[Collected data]
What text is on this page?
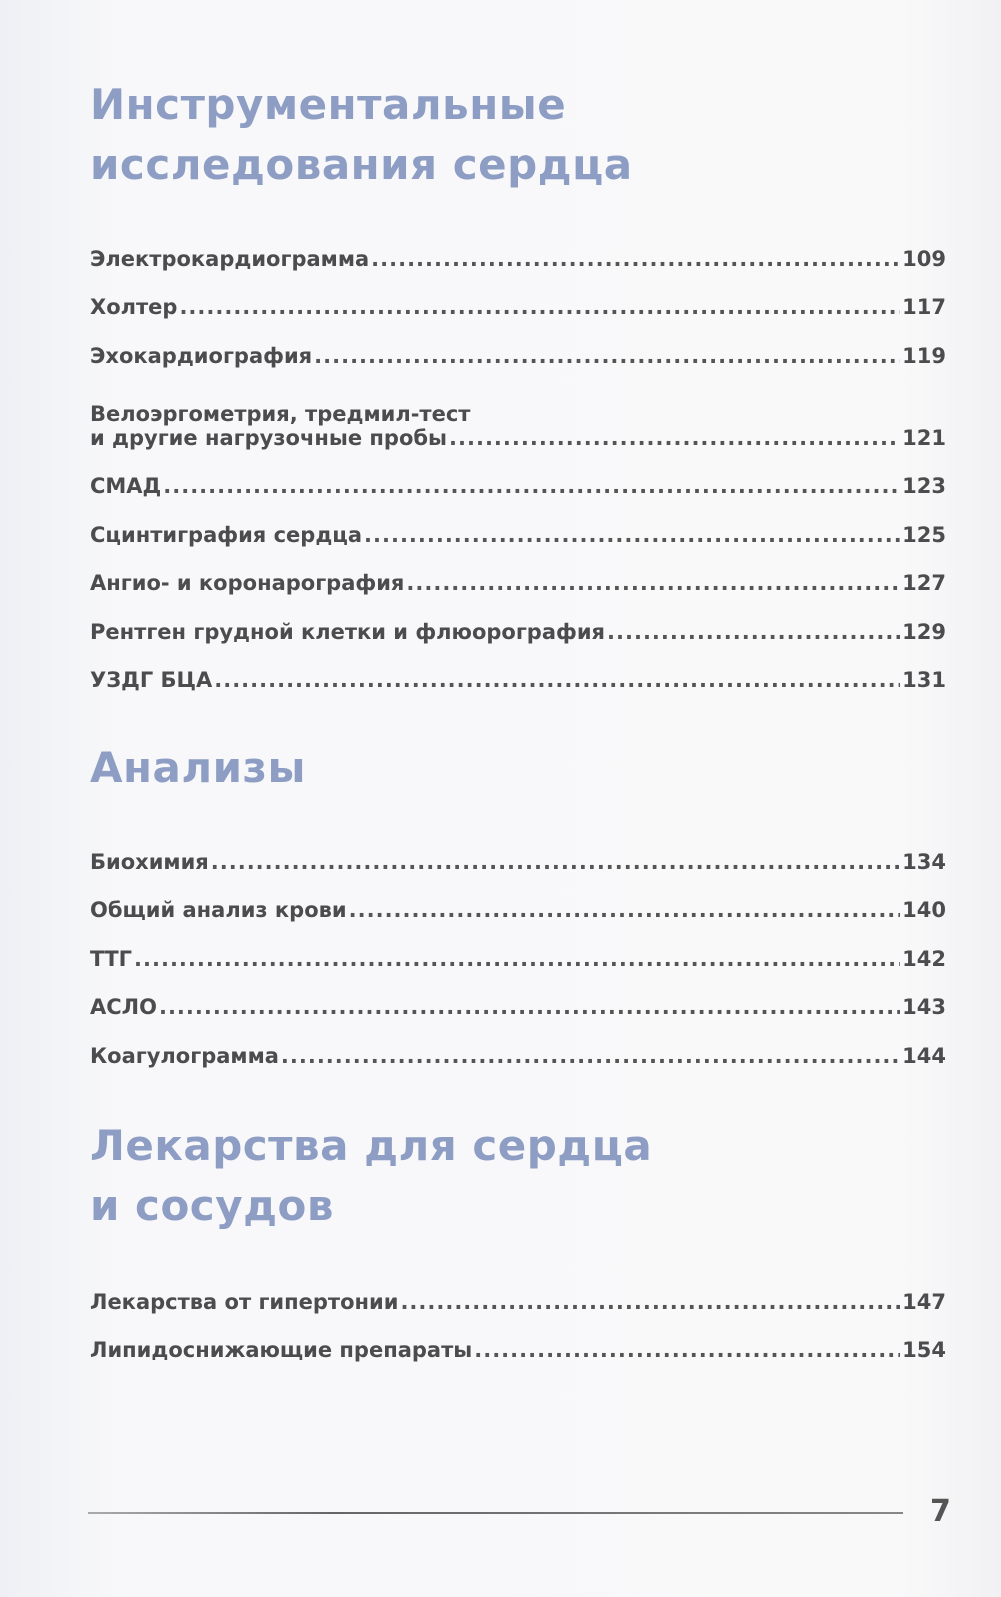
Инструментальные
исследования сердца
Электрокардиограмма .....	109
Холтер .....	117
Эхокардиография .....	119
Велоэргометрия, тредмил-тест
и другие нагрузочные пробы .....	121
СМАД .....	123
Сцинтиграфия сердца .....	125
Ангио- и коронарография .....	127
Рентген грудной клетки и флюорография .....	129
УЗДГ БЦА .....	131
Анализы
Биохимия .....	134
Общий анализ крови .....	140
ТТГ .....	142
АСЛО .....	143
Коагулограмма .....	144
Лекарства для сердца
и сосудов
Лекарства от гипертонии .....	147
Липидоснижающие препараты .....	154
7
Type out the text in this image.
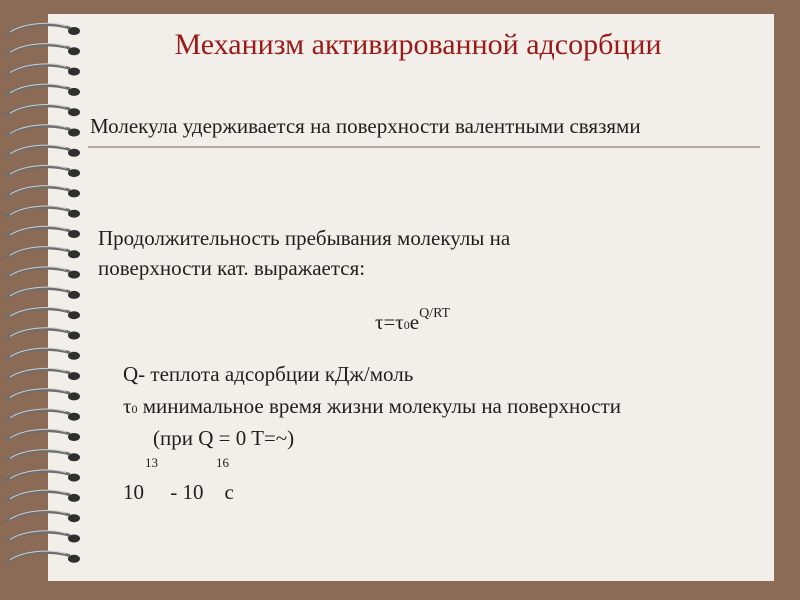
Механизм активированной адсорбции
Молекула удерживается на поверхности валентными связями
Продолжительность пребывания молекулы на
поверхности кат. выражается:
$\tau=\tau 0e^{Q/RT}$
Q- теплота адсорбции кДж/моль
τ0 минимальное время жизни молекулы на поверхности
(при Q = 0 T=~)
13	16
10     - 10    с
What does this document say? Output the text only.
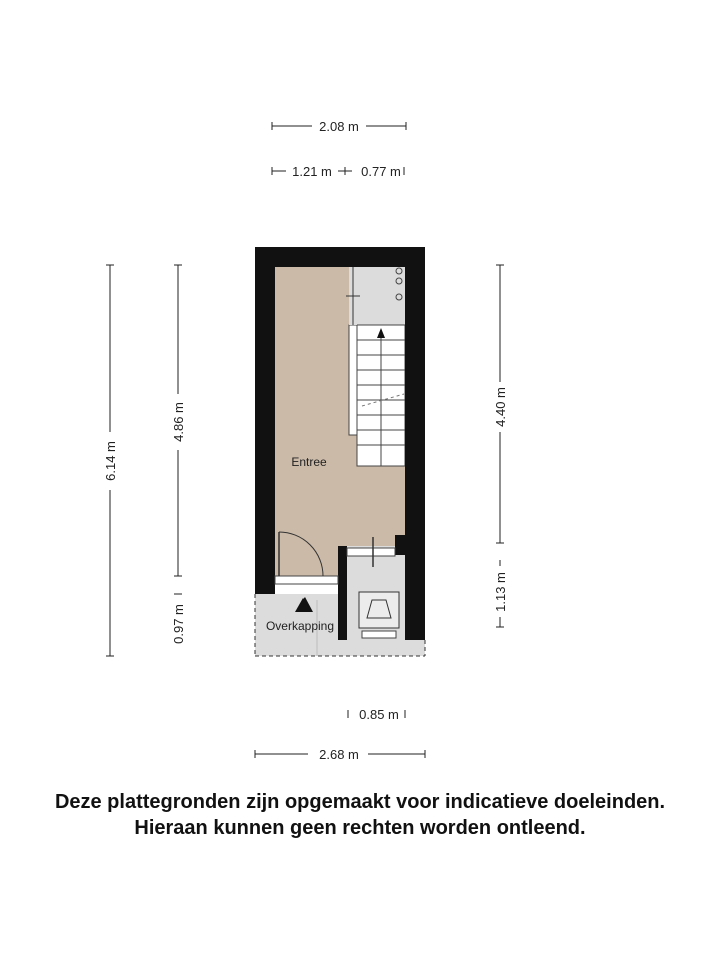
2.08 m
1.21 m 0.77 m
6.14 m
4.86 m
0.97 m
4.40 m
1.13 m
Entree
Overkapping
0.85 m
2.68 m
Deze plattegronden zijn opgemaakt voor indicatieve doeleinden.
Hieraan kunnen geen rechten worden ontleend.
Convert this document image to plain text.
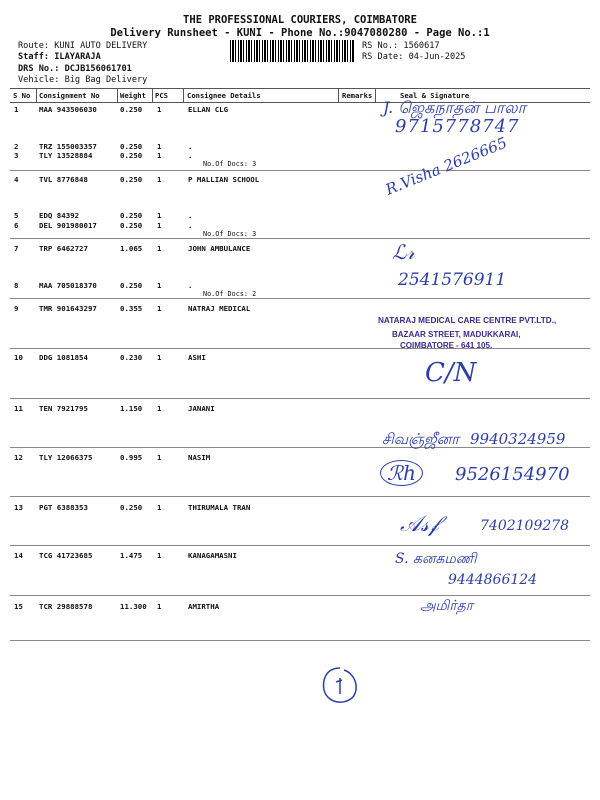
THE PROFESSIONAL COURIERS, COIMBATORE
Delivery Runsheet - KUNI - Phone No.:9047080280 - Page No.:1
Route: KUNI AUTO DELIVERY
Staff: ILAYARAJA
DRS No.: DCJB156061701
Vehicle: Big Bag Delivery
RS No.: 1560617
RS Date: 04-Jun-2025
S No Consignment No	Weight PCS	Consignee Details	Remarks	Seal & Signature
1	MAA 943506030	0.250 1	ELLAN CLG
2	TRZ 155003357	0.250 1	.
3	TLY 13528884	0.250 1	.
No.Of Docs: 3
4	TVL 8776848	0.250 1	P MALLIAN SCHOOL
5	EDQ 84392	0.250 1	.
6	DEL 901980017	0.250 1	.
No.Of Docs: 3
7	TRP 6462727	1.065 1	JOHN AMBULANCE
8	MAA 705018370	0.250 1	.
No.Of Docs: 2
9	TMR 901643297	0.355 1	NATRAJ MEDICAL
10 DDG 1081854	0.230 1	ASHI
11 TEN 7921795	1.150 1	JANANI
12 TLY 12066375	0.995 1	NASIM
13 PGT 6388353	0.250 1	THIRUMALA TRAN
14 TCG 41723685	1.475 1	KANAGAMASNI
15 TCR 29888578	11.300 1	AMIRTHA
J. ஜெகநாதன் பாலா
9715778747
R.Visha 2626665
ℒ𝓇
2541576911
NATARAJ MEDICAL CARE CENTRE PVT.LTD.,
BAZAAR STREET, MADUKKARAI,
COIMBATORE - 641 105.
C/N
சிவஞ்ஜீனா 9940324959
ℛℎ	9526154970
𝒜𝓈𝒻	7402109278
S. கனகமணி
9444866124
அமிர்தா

* WHAT TO PRODUCE
List the lines of the entries that include "Лекарства".

* WRITTEN ANSWER
Лекарства для сердца
Лекарства от гипертонии .....	147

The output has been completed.